# Problem
Your task is to output the entries below word for word.

--- Information shown ---

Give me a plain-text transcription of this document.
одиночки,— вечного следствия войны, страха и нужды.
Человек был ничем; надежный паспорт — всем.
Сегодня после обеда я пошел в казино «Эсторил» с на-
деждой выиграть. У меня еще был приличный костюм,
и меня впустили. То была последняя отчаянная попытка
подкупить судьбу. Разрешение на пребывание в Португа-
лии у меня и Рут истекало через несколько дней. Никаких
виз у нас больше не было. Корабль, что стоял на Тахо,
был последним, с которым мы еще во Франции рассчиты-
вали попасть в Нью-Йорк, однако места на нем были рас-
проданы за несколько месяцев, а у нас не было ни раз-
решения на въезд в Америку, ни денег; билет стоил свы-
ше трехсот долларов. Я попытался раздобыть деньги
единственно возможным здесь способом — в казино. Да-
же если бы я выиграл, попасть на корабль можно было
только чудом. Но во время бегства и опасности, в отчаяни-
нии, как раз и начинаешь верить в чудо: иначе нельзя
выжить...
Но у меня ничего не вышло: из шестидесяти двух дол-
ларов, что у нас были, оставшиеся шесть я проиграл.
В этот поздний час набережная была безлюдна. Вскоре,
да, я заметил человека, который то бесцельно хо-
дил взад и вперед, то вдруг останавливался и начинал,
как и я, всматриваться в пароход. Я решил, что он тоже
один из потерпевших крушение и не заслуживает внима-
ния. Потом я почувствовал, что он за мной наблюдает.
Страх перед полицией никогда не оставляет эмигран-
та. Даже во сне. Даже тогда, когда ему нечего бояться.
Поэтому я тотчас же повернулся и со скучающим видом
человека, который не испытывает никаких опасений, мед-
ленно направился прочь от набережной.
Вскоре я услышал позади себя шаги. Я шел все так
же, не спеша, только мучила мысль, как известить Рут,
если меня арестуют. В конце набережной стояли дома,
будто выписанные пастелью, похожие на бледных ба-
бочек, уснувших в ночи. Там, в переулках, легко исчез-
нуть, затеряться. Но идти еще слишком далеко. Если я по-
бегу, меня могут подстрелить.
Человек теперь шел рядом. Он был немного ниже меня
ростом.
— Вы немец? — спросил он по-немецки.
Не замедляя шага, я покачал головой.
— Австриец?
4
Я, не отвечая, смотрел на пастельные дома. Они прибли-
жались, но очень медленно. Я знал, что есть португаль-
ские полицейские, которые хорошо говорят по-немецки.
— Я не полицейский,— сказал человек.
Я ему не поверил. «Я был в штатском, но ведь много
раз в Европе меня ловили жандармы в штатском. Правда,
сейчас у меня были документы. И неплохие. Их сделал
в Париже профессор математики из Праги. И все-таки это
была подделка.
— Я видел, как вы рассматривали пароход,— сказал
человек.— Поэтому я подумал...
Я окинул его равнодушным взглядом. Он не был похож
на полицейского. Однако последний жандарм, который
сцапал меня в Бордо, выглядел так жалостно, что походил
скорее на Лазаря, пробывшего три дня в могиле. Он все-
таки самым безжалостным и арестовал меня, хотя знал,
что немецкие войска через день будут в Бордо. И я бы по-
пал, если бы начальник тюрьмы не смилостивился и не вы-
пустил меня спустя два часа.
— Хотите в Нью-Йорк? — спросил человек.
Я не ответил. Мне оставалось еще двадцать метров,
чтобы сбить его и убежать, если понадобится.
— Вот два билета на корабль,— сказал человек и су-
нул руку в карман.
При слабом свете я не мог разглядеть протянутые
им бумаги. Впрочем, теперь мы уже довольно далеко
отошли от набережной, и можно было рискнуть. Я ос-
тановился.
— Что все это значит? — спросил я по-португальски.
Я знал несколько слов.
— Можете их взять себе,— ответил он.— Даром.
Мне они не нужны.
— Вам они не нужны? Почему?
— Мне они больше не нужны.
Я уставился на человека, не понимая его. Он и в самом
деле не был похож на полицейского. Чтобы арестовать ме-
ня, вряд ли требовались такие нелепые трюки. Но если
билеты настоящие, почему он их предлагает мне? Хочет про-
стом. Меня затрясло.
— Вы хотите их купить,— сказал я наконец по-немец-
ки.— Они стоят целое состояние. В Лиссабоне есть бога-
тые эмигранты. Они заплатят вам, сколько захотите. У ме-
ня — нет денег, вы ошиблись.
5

---

# The answer
Give me a plain-text transcription of this document.
одиночки,— вечного следствия войны, страха и нужды.
Человек был ничем; надежный паспорт — всем.
Сегодня после обеда я пошел в казино «Эсторил» с на-
деждой выиграть. У меня еще был приличный костюм,
и меня впустили. То была последняя отчаянная попытка
подкупить судьбу. Разрешение на пребывание в Португа-
лии у меня и Рут истекало через несколько дней. Никаких
виз у нас больше не было. Корабль, что стоял на Тахо,
был последним, с которым мы еще во Франции рассчиты-
вали попасть в Нью-Йорк, однако места на нем были рас-
проданы за несколько месяцев, а у нас не было ни раз-
решения на въезд в Америку, ни денег; билет стоил свы-
ше трехсот долларов. Я попытался раздобыть деньги
единственно возможным здесь способом — в казино. Да-
же если бы я выиграл, попасть на корабль можно было
только чудом. Но во время бегства и опасности, в отчаяни-
нии, как раз и начинаешь верить в чудо: иначе нельзя
выжить...
Но у меня ничего не вышло: из шестидесяти двух дол-
ларов, что у нас были, оставшиеся шесть я проиграл.
В этот поздний час набережная была безлюдна. Вскоре,
да, я заметил человека, который то бесцельно хо-
дил взад и вперед, то вдруг останавливался и начинал,
как и я, всматриваться в пароход. Я решил, что он тоже
один из потерпевших крушение и не заслуживает внима-
ния. Потом я почувствовал, что он за мной наблюдает.
Страх перед полицией никогда не оставляет эмигран-
та. Даже во сне. Даже тогда, когда ему нечего бояться.
Поэтому я тотчас же повернулся и со скучающим видом
человека, который не испытывает никаких опасений, мед-
ленно направился прочь от набережной.
Вскоре я услышал позади себя шаги. Я шел все так
же, не спеша, только мучила мысль, как известить Рут,
если меня арестуют. В конце набережной стояли дома,
будто выписанные пастелью, похожие на бледных ба-
бочек, уснувших в ночи. Там, в переулках, легко исчез-
нуть, затеряться. Но идти еще слишком далеко. Если я по-
бегу, меня могут подстрелить.
Человек теперь шел рядом. Он был немного ниже меня
ростом.
— Вы немец? — спросил он по-немецки.
Не замедляя шага, я покачал головой.
— Австриец?
4
Я, не отвечая, смотрел на пастельные дома. Они прибли-
жались, но очень медленно. Я знал, что есть португаль-
ские полицейские, которые хорошо говорят по-немецки.
— Я не полицейский,— сказал человек.
Я ему не поверил. «Я был в штатском, но ведь много
раз в Европе меня ловили жандармы в штатском. Правда,
сейчас у меня были документы. И неплохие. Их сделал
в Париже профессор математики из Праги. И все-таки это
была подделка.
— Я видел, как вы рассматривали пароход,— сказал
человек.— Поэтому я подумал...
Я окинул его равнодушным взглядом. Он не был похож
на полицейского. Однако последний жандарм, который
сцапал меня в Бордо, выглядел так жалостно, что походил
скорее на Лазаря, пробывшего три дня в могиле. Он все-
таки самым безжалостным и арестовал меня, хотя знал,
что немецкие войска через день будут в Бордо. И я бы по-
пал, если бы начальник тюрьмы не смилостивился и не вы-
пустил меня спустя два часа.
— Хотите в Нью-Йорк? — спросил человек.
Я не ответил. Мне оставалось еще двадцать метров,
чтобы сбить его и убежать, если понадобится.
— Вот два билета на корабль,— сказал человек и су-
нул руку в карман.
При слабом свете я не мог разглядеть протянутые
им бумаги. Впрочем, теперь мы уже довольно далеко
отошли от набережной, и можно было рискнуть. Я ос-
тановился.
— Что все это значит? — спросил я по-португальски.
Я знал несколько слов.
— Можете их взять себе,— ответил он.— Даром.
Мне они не нужны.
— Вам они не нужны? Почему?
— Мне они больше не нужны.
Я уставился на человека, не понимая его. Он и в самом
деле не был похож на полицейского. Чтобы арестовать ме-
ня, вряд ли требовались такие нелепые трюки. Но если
билеты настоящие, почему он их предлагает мне? Хочет про-
стом. Меня затрясло.
— Вы хотите их купить,— сказал я наконец по-немец-
ки.— Они стоят целое состояние. В Лиссабоне есть бога-
тые эмигранты. Они заплатят вам, сколько захотите. У ме-
ня — нет денег, вы ошиблись.
5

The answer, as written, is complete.